Aim: Output all of the entries exactly as written.

(Stored entries)
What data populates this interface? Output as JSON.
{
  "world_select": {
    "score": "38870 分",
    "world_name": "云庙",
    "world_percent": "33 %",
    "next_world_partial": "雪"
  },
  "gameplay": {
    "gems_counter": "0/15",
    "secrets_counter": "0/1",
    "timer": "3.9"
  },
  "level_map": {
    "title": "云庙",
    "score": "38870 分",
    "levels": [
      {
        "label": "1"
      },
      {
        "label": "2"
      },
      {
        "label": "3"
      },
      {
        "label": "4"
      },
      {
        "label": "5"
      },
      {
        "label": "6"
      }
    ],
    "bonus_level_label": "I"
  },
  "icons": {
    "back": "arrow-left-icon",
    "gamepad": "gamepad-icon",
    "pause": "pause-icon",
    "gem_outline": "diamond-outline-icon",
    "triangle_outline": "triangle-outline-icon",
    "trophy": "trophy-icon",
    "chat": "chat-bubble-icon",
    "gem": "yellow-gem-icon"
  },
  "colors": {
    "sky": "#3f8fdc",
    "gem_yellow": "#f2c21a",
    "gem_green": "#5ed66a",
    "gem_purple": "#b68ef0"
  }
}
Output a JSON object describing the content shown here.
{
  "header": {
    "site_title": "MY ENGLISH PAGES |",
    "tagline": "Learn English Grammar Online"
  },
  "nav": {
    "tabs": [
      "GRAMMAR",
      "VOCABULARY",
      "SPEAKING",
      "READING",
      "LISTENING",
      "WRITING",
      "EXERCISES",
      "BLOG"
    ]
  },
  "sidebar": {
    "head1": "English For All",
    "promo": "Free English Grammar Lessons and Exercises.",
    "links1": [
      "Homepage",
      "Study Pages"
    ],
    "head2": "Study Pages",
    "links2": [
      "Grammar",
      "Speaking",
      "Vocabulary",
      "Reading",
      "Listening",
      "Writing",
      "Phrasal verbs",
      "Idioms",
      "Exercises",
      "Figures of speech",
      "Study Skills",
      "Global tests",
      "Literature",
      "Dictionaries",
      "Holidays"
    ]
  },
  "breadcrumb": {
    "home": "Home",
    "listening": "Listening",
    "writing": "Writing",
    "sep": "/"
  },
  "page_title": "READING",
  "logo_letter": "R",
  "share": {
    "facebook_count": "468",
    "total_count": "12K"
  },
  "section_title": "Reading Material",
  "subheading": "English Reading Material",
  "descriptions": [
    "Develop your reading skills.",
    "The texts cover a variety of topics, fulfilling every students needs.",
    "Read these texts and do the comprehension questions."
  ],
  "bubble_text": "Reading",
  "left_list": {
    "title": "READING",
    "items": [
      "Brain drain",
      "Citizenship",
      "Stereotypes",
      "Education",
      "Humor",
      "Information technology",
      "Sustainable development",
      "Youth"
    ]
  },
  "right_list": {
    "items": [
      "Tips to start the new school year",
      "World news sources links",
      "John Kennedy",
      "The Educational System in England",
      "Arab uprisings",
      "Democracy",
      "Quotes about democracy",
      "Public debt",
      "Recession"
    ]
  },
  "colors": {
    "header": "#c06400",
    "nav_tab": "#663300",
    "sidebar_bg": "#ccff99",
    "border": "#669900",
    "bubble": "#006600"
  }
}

Exercise result:
What data populates this interface? Output as JSON.
{
  "world_select": {
    "score": "38870 分",
    "world_name": "云庙",
    "world_percent": "33 %",
    "next_world_partial": "雪"
  },
  "gameplay": {
    "gems_counter": "0/15",
    "secrets_counter": "0/1",
    "timer": "3.9"
  },
  "level_map": {
    "title": "云庙",
    "score": "38870 分",
    "levels": [
      {
        "label": "1"
      },
      {
        "label": "2"
      },
      {
        "label": "3"
      },
      {
        "label": "4"
      },
      {
        "label": "5"
      },
      {
        "label": "6"
      }
    ],
    "bonus_level_label": "I"
  },
  "icons": {
    "back": "arrow-left-icon",
    "gamepad": "gamepad-icon",
    "pause": "pause-icon",
    "gem_outline": "diamond-outline-icon",
    "triangle_outline": "triangle-outline-icon",
    "trophy": "trophy-icon",
    "chat": "chat-bubble-icon",
    "gem": "yellow-gem-icon"
  },
  "colors": {
    "sky": "#3f8fdc",
    "gem_yellow": "#f2c21a",
    "gem_green": "#5ed66a",
    "gem_purple": "#b68ef0"
  }
}
Output a JSON object describing the content shown here.
{
  "header": {
    "site_title": "MY ENGLISH PAGES |",
    "tagline": "Learn English Grammar Online"
  },
  "nav": {
    "tabs": [
      "GRAMMAR",
      "VOCABULARY",
      "SPEAKING",
      "READING",
      "LISTENING",
      "WRITING",
      "EXERCISES",
      "BLOG"
    ]
  },
  "sidebar": {
    "head1": "English For All",
    "promo": "Free English Grammar Lessons and Exercises.",
    "links1": [
      "Homepage",
      "Study Pages"
    ],
    "head2": "Study Pages",
    "links2": [
      "Grammar",
      "Speaking",
      "Vocabulary",
      "Reading",
      "Listening",
      "Writing",
      "Phrasal verbs",
      "Idioms",
      "Exercises",
      "Figures of speech",
      "Study Skills",
      "Global tests",
      "Literature",
      "Dictionaries",
      "Holidays"
    ]
  },
  "breadcrumb": {
    "home": "Home",
    "listening": "Listening",
    "writing": "Writing",
    "sep": "/"
  },
  "page_title": "READING",
  "logo_letter": "R",
  "share": {
    "facebook_count": "468",
    "total_count": "12K"
  },
  "section_title": "Reading Material",
  "subheading": "English Reading Material",
  "descriptions": [
    "Develop your reading skills.",
    "The texts cover a variety of topics, fulfilling every students needs.",
    "Read these texts and do the comprehension questions."
  ],
  "bubble_text": "Reading",
  "left_list": {
    "title": "READING",
    "items": [
      "Brain drain",
      "Citizenship",
      "Stereotypes",
      "Education",
      "Humor",
      "Information technology",
      "Sustainable development",
      "Youth"
    ]
  },
  "right_list": {
    "items": [
      "Tips to start the new school year",
      "World news sources links",
      "John Kennedy",
      "The Educational System in England",
      "Arab uprisings",
      "Democracy",
      "Quotes about democracy",
      "Public debt",
      "Recession"
    ]
  },
  "colors": {
    "header": "#c06400",
    "nav_tab": "#663300",
    "sidebar_bg": "#ccff99",
    "border": "#669900",
    "bubble": "#006600"
  }
}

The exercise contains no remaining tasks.